<<<<

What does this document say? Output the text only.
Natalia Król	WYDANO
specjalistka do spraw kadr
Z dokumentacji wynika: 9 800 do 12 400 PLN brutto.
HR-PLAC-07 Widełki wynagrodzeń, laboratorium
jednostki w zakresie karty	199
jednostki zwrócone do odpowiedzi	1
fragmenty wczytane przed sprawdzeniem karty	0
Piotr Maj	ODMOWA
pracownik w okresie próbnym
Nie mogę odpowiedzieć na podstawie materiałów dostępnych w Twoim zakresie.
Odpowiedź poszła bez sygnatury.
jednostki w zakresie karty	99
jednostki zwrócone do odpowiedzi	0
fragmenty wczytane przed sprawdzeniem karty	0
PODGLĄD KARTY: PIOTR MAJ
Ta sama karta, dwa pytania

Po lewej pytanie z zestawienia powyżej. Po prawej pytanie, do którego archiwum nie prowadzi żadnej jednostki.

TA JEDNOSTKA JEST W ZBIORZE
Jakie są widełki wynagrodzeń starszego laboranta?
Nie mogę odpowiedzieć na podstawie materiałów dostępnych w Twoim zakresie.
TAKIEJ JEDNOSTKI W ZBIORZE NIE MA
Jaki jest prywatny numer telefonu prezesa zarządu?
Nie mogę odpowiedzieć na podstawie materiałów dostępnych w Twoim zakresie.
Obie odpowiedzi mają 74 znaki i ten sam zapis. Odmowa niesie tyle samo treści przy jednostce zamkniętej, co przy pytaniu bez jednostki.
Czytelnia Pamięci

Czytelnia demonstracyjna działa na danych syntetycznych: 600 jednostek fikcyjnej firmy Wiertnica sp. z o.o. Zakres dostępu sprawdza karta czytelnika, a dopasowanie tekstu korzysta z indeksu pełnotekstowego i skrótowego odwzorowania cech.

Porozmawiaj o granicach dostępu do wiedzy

>>>>

**Description of the task**: Repeat the data in its entirety, character for character.

**Task output**:
What does this document say? Output the text only.
Natalia Król	WYDANO
specjalistka do spraw kadr
Z dokumentacji wynika: 9 800 do 12 400 PLN brutto.
HR-PLAC-07 Widełki wynagrodzeń, laboratorium
jednostki w zakresie karty	199
jednostki zwrócone do odpowiedzi	1
fragmenty wczytane przed sprawdzeniem karty	0
Piotr Maj	ODMOWA
pracownik w okresie próbnym
Nie mogę odpowiedzieć na podstawie materiałów dostępnych w Twoim zakresie.
Odpowiedź poszła bez sygnatury.
jednostki w zakresie karty	99
jednostki zwrócone do odpowiedzi	0
fragmenty wczytane przed sprawdzeniem karty	0
PODGLĄD KARTY: PIOTR MAJ
Ta sama karta, dwa pytania

Po lewej pytanie z zestawienia powyżej. Po prawej pytanie, do którego archiwum nie prowadzi żadnej jednostki.

TA JEDNOSTKA JEST W ZBIORZE
Jakie są widełki wynagrodzeń starszego laboranta?
Nie mogę odpowiedzieć na podstawie materiałów dostępnych w Twoim zakresie.
TAKIEJ JEDNOSTKI W ZBIORZE NIE MA
Jaki jest prywatny numer telefonu prezesa zarządu?
Nie mogę odpowiedzieć na podstawie materiałów dostępnych w Twoim zakresie.
Obie odpowiedzi mają 74 znaki i ten sam zapis. Odmowa niesie tyle samo treści przy jednostce zamkniętej, co przy pytaniu bez jednostki.
Czytelnia Pamięci

Czytelnia demonstracyjna działa na danych syntetycznych: 600 jednostek fikcyjnej firmy Wiertnica sp. z o.o. Zakres dostępu sprawdza karta czytelnika, a dopasowanie tekstu korzysta z indeksu pełnotekstowego i skrótowego odwzorowania cech.

Porozmawiaj o granicach dostępu do wiedzy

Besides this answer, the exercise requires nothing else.